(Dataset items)
===============

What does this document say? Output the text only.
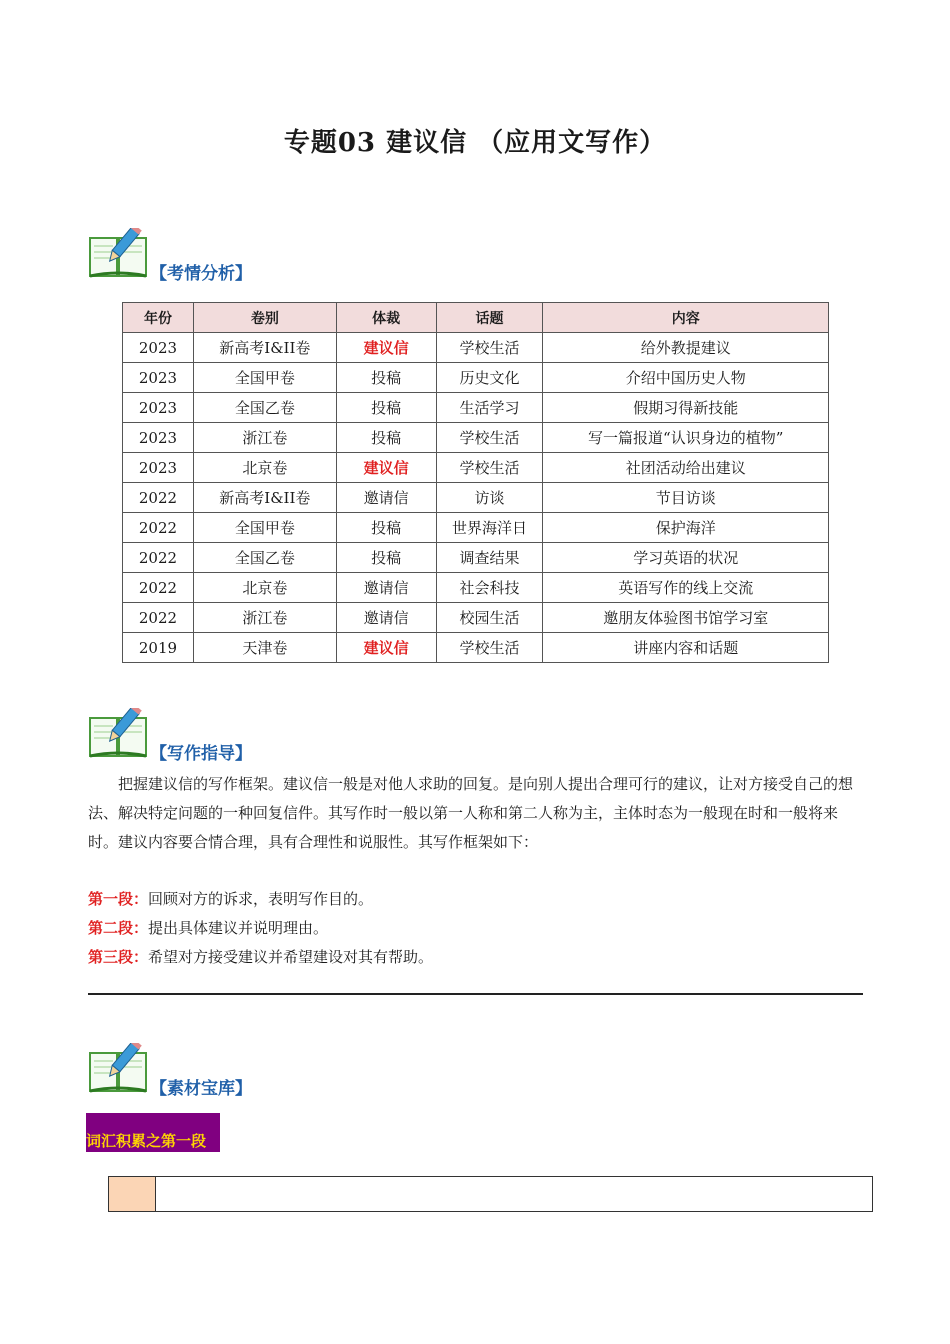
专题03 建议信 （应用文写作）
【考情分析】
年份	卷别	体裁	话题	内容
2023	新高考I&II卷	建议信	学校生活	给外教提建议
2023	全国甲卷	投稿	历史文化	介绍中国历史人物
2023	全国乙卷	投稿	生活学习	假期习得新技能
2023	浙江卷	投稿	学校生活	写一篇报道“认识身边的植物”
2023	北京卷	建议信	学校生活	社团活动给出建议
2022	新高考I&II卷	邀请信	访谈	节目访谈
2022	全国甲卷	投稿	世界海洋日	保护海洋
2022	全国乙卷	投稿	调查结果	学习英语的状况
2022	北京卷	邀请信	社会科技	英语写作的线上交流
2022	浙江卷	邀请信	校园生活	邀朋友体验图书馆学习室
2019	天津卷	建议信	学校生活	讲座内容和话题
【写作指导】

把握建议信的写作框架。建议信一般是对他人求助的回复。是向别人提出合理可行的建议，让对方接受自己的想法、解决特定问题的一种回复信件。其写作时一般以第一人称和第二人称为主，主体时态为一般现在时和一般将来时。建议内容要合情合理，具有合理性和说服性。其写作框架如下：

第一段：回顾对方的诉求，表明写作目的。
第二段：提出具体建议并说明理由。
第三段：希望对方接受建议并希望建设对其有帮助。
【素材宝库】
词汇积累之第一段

===============

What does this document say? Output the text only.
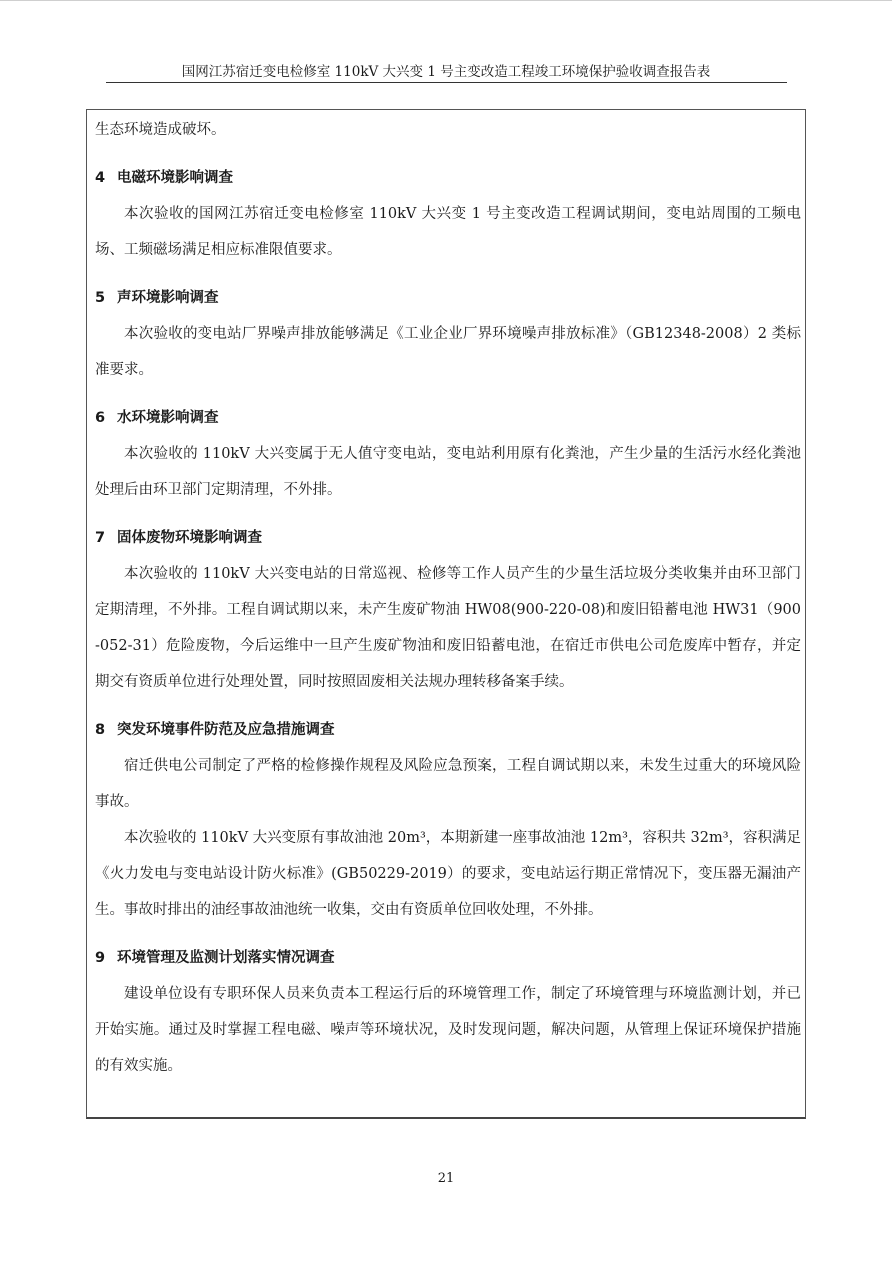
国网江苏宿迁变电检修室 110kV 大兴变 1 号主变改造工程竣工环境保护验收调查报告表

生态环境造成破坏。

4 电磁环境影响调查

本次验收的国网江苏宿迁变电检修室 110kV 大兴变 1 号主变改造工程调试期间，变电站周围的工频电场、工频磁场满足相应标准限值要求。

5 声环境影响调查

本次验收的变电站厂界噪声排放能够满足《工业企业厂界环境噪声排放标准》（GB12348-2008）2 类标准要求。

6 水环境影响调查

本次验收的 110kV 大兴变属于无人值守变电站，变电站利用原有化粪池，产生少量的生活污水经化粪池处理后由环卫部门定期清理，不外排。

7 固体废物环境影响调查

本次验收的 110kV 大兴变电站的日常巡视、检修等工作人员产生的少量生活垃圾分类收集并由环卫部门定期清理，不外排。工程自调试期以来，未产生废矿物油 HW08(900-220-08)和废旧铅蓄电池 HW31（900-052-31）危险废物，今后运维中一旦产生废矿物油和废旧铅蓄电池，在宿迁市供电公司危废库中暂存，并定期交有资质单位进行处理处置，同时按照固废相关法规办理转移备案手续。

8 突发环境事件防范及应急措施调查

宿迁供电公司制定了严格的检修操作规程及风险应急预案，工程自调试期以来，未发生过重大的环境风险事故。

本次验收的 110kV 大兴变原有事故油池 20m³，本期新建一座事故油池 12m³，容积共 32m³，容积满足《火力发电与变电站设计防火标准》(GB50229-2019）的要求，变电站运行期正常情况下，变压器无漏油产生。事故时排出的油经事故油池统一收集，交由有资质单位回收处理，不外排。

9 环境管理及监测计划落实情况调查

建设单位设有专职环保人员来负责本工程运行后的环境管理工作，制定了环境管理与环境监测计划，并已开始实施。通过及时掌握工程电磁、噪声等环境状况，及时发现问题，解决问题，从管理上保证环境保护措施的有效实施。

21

===============

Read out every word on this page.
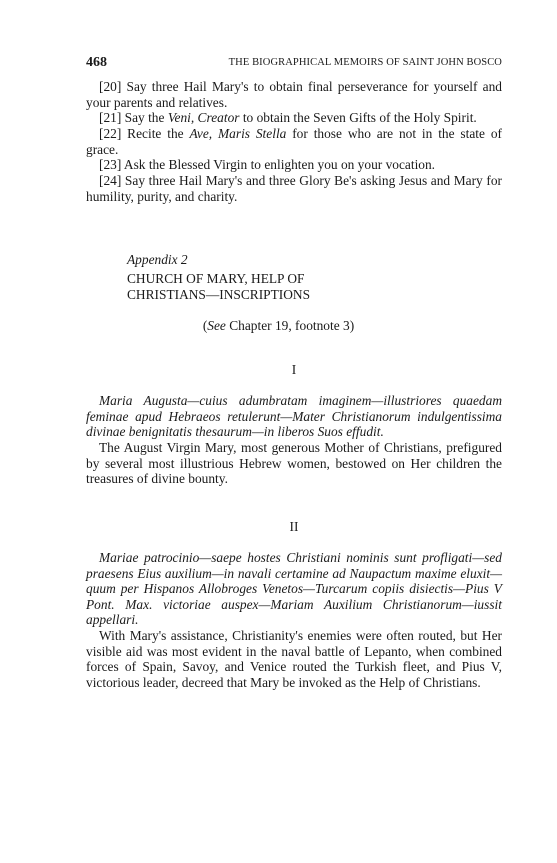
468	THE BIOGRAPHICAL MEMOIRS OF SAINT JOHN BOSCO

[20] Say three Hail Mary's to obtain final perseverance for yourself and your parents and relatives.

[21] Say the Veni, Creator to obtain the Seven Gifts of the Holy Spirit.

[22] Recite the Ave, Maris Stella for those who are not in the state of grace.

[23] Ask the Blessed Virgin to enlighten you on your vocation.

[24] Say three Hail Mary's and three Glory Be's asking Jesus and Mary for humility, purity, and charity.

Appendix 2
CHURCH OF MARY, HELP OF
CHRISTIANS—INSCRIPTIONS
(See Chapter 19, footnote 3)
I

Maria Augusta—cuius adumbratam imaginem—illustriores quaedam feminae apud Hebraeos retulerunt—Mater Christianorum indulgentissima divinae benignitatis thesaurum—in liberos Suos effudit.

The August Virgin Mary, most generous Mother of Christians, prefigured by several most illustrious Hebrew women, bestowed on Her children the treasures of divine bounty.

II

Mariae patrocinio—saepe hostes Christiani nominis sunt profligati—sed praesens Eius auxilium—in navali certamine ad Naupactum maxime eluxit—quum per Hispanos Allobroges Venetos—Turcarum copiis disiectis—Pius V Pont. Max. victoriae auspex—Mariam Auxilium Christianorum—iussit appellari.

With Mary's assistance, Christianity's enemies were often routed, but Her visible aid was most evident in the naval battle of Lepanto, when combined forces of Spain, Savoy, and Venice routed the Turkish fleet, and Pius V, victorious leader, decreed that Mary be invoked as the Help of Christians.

===============

▶ _GOAL OF THE EXERCISE_
Select every line above that contains the word "全国乙卷", and copy it.

▶ _COMPLETE OUTPUT_
2023	全国乙卷	投稿	生活学习	假期习得新技能
2022	全国乙卷	投稿	调查结果	学习英语的状况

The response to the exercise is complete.